_Task:_ Gather all lines with the word "only" in them.
======== Records for the exercise ========
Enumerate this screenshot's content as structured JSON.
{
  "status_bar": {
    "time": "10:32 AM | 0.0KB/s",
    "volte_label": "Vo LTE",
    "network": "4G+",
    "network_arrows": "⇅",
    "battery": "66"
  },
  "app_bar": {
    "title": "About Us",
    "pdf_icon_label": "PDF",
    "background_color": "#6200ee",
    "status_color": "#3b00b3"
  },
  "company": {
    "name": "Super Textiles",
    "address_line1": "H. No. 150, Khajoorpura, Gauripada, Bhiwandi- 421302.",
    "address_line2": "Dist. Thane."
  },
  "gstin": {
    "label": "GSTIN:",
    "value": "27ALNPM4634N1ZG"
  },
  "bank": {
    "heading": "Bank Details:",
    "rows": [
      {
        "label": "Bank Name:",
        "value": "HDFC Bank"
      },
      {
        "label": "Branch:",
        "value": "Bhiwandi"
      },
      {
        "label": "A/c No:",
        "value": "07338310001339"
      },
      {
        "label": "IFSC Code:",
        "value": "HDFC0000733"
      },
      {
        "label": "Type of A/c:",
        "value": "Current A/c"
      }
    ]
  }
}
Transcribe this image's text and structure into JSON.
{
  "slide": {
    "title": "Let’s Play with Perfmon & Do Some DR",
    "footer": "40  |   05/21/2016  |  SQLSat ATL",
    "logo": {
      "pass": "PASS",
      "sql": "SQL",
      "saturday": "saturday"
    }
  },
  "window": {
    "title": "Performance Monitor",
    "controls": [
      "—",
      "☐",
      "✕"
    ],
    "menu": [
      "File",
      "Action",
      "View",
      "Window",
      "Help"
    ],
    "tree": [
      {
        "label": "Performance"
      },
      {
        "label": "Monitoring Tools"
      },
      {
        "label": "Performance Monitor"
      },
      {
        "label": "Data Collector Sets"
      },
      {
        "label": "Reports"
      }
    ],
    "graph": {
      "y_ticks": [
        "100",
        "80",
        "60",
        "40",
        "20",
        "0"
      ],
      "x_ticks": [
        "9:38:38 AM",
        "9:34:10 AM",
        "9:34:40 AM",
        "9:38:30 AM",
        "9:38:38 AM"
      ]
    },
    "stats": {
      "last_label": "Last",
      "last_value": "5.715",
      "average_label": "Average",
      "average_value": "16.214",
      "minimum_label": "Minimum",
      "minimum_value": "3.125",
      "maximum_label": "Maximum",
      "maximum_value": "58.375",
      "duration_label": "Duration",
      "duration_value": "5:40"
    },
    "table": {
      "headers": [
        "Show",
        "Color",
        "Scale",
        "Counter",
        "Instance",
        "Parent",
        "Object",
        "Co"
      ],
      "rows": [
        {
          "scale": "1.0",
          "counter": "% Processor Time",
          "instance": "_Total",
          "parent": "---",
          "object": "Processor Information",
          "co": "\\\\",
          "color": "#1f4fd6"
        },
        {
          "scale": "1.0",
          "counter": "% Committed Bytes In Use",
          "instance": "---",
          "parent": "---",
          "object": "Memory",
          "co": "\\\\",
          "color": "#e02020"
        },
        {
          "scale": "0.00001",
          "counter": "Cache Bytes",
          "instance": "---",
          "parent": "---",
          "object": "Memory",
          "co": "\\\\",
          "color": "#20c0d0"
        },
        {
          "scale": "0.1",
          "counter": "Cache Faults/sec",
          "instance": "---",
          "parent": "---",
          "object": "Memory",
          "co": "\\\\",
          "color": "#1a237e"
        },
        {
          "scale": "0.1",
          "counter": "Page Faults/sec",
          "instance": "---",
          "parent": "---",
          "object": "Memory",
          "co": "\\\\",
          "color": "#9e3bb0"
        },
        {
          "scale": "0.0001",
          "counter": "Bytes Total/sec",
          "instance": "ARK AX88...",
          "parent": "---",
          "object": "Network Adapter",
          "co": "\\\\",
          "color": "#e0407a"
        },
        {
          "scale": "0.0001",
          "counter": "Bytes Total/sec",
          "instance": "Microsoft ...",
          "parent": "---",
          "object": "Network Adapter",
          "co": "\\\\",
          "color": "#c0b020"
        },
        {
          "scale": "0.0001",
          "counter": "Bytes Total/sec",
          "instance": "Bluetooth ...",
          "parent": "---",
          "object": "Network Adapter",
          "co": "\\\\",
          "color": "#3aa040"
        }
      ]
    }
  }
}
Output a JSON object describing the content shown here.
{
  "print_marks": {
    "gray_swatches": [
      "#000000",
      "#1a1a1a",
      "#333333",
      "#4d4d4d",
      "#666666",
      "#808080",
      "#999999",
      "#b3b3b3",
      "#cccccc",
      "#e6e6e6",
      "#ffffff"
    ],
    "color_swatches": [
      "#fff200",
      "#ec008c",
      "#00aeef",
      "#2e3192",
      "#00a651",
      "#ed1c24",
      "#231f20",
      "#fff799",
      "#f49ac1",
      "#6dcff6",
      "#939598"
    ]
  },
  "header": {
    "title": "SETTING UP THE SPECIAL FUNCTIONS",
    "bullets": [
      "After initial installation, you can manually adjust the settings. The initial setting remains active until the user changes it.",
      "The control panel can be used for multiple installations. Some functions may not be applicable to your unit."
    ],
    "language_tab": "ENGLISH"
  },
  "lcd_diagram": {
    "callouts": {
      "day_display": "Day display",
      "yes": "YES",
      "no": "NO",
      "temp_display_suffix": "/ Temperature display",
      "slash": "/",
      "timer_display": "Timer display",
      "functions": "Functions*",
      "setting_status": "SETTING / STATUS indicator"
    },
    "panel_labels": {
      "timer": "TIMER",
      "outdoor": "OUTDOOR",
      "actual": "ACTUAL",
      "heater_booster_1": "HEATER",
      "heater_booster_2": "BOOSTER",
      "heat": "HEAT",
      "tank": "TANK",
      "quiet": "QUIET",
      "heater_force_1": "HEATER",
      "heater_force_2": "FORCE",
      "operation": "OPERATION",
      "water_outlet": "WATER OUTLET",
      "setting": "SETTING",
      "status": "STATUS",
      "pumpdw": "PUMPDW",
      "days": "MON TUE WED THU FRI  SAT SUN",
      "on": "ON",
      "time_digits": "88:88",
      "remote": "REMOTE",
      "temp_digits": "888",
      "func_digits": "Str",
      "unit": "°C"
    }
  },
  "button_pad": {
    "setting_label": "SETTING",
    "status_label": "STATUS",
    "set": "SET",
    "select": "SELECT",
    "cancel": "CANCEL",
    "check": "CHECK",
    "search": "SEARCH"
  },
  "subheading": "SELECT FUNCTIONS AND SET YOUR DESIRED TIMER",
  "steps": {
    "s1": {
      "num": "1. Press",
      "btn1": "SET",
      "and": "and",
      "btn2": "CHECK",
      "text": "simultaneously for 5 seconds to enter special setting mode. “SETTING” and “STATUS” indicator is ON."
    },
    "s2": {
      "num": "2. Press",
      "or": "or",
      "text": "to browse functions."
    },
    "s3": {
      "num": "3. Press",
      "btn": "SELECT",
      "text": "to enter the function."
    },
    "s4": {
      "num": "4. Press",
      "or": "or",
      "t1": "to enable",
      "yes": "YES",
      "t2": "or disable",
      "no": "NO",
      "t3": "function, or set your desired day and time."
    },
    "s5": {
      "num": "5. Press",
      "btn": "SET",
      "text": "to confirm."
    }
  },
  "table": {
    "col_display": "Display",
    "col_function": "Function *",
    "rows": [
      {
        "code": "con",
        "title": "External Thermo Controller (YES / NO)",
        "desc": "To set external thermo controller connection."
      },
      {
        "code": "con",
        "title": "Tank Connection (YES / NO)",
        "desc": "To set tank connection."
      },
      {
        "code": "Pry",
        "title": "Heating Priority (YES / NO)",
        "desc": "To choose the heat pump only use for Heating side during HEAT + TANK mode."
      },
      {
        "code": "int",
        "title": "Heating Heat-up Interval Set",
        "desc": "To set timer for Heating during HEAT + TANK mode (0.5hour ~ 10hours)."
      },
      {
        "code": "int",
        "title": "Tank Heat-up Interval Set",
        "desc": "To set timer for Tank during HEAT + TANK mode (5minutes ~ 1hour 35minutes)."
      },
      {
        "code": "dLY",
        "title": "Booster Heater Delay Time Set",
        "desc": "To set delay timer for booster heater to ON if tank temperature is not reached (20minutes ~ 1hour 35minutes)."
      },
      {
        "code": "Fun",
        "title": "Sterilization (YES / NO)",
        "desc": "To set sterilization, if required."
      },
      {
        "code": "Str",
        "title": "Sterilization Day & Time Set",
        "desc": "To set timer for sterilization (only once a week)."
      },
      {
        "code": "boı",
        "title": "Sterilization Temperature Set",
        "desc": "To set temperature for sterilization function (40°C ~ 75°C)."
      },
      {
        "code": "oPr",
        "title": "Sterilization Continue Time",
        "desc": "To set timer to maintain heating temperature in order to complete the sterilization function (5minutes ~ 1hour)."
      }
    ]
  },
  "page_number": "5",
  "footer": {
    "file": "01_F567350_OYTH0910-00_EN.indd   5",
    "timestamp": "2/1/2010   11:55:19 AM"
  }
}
========
_Task result:_
        "desc": "To choose the heat pump only use for Heating side during HEAT + TANK mode."
        "desc": "To set timer for sterilization (only once a week)."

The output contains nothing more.